- **Given exercise**
Out of all the lines below, count those with the word "iterations". Give the number only.

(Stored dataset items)
□ □ □ □ □ □ □

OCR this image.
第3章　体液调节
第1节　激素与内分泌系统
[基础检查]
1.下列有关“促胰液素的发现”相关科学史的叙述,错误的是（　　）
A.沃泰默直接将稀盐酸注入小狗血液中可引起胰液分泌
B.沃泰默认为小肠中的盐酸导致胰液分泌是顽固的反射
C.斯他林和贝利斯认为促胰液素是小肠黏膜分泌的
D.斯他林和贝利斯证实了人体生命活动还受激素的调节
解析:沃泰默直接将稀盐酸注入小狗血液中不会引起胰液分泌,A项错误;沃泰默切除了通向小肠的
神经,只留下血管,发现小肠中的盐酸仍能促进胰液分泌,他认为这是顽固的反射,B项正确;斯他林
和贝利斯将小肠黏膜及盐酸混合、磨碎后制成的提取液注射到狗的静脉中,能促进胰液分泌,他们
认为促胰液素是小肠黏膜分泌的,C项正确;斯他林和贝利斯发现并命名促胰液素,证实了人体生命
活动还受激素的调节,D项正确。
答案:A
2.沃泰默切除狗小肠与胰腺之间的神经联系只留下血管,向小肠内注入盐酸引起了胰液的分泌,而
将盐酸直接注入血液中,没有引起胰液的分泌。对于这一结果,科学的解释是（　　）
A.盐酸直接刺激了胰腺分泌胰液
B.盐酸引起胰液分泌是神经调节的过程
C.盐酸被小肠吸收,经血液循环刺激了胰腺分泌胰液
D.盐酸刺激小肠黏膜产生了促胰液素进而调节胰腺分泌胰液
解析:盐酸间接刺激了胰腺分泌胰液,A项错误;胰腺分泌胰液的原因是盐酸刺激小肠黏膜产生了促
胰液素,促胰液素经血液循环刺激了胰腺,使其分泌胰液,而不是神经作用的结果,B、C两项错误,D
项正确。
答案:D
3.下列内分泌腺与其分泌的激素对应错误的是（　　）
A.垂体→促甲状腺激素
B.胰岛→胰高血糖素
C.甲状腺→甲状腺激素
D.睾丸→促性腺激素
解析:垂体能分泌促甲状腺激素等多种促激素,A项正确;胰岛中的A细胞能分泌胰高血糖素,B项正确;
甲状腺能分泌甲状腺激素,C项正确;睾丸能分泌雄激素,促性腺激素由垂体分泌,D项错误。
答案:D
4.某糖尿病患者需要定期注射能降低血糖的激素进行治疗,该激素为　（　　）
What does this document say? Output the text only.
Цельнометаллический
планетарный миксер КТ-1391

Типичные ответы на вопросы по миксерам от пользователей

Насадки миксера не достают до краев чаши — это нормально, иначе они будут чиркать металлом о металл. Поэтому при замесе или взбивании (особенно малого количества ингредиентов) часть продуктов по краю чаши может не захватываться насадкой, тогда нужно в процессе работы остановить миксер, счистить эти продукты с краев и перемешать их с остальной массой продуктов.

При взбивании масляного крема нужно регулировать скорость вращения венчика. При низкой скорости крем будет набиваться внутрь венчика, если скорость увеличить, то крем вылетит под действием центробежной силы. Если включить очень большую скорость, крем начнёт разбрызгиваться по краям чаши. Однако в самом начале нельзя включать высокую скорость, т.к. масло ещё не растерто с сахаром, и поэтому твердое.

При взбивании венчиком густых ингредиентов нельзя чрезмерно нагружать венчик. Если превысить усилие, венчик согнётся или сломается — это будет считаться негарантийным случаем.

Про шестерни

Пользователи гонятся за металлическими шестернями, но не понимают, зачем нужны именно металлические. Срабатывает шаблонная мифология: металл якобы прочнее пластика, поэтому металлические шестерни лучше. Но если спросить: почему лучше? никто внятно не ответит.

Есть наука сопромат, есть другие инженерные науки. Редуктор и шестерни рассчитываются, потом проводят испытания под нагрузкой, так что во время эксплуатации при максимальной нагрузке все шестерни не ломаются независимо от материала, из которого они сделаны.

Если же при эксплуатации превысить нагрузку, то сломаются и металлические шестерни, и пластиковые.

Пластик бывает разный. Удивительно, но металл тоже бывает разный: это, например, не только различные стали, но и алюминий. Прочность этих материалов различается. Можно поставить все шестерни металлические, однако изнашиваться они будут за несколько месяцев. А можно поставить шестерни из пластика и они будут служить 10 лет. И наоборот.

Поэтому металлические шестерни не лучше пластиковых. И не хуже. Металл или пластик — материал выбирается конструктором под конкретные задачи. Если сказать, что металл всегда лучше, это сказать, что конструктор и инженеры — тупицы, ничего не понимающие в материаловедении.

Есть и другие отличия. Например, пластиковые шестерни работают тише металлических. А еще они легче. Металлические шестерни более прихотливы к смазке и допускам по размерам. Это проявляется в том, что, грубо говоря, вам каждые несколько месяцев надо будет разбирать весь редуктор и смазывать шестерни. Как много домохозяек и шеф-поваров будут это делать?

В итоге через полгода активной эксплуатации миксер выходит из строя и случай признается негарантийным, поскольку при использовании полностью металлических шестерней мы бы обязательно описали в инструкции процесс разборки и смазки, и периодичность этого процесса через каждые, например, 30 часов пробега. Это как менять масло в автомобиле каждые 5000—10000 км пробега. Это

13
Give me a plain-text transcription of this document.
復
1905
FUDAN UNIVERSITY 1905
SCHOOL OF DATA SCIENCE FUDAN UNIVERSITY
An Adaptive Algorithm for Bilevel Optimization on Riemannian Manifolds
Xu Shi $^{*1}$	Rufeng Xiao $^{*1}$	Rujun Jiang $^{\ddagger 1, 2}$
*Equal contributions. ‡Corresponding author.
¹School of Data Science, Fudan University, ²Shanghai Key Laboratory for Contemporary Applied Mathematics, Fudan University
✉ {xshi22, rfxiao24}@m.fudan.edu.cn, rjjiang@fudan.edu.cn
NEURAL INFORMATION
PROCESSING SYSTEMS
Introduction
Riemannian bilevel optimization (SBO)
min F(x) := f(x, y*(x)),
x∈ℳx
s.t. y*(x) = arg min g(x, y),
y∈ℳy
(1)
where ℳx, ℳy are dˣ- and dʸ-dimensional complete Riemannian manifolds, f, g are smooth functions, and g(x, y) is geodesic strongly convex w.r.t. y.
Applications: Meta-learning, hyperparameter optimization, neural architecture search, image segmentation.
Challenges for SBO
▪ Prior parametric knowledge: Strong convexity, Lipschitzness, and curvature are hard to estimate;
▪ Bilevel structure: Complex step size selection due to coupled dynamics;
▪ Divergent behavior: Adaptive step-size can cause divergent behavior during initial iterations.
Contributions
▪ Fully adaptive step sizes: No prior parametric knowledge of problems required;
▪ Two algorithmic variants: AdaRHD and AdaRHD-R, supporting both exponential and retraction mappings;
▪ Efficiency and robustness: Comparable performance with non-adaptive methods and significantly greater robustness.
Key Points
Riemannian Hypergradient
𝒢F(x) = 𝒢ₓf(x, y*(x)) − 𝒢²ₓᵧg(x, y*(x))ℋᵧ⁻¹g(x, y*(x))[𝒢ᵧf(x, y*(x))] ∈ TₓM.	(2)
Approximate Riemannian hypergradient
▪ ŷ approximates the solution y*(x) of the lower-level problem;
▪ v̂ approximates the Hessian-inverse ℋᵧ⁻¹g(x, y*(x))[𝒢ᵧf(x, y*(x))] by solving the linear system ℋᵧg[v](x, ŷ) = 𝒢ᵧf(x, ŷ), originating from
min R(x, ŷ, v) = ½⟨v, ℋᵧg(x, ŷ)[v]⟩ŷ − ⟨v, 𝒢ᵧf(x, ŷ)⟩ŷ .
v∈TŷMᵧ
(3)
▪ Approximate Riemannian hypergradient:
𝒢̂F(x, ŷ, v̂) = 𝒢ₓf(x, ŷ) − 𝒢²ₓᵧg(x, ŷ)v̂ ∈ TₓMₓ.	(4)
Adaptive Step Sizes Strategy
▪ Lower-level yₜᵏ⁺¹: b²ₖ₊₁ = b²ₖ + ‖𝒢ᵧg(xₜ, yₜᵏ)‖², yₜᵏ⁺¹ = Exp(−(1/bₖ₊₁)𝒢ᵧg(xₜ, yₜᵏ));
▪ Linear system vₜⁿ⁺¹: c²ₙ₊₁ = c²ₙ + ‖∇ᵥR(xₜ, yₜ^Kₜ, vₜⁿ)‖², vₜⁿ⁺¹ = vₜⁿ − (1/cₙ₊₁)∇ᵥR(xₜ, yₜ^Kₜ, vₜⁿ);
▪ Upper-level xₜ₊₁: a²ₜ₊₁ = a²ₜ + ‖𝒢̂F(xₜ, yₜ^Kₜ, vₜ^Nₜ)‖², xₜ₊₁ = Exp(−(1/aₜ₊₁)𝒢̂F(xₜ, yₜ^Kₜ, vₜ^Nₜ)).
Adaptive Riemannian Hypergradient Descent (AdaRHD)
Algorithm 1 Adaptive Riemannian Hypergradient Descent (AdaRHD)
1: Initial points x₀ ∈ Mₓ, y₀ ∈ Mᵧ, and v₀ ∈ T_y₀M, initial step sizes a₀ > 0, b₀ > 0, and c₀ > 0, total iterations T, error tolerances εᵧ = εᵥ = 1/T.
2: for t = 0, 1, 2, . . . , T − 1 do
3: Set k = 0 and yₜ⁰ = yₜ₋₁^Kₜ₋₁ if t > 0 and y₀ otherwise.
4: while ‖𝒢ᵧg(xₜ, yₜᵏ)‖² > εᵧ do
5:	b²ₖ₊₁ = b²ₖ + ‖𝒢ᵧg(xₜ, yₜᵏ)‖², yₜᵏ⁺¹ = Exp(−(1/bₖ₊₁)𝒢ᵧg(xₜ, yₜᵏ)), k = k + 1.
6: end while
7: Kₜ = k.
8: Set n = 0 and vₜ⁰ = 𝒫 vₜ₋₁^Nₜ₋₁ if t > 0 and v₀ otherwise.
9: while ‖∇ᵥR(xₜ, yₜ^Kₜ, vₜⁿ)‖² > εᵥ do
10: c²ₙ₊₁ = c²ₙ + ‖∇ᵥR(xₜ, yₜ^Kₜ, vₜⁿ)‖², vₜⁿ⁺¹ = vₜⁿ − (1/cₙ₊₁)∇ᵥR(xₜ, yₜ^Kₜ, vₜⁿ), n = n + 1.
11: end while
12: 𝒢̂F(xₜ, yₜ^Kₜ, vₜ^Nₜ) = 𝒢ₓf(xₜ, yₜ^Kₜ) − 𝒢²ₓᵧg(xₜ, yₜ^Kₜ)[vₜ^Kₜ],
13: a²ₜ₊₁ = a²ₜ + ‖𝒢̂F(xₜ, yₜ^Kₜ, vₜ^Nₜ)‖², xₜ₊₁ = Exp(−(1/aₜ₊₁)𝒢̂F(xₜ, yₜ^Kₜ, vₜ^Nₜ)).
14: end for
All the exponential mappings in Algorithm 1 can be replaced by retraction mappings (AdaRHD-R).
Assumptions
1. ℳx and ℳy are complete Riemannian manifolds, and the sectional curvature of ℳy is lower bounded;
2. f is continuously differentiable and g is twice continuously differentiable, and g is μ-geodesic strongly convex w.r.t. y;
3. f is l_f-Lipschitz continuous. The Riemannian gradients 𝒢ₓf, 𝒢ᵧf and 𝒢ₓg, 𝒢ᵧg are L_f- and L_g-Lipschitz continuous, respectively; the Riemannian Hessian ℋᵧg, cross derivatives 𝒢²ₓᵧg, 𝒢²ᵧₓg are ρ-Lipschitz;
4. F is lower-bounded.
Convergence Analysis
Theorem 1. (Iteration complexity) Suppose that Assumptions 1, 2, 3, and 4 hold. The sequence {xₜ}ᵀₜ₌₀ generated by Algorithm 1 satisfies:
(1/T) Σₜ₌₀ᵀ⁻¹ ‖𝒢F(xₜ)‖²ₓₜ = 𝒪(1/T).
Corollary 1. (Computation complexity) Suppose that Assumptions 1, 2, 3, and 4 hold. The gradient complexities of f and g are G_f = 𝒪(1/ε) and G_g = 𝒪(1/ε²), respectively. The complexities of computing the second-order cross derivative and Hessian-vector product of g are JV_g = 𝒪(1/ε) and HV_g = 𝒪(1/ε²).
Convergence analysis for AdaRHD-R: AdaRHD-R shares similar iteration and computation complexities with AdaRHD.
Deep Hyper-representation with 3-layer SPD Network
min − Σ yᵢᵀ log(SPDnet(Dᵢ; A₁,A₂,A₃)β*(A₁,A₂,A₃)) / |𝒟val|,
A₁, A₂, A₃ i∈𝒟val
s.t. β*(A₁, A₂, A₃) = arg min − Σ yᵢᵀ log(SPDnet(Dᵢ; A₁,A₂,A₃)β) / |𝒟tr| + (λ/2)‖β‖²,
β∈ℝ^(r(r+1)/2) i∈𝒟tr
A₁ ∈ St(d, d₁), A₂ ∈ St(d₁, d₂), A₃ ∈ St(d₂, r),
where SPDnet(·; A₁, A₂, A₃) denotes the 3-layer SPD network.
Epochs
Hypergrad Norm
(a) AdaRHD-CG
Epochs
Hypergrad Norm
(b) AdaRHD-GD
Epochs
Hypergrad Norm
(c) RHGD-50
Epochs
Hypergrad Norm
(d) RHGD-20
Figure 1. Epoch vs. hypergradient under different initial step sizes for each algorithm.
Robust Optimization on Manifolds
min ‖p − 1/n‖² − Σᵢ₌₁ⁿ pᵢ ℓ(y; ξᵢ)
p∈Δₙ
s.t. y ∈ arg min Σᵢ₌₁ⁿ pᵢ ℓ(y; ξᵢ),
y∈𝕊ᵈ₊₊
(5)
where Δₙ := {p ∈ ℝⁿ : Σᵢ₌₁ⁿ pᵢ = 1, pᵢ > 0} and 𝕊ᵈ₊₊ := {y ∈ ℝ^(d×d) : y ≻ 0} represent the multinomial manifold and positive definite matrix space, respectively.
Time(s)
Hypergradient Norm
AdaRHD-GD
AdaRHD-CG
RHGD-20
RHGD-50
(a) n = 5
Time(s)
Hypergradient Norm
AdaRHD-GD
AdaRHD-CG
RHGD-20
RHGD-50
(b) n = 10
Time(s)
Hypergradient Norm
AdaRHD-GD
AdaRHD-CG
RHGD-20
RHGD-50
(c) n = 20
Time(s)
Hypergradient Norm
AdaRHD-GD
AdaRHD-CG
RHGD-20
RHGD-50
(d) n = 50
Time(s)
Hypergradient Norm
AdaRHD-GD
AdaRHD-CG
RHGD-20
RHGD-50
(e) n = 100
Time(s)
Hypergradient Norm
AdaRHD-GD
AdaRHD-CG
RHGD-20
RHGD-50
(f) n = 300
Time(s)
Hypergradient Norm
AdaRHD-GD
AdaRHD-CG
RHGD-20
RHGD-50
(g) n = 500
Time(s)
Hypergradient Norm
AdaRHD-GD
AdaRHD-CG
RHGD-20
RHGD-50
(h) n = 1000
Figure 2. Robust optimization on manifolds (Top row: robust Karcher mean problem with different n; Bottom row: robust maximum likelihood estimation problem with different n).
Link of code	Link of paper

□ □ □ □ □ □ □

- **The answer**
2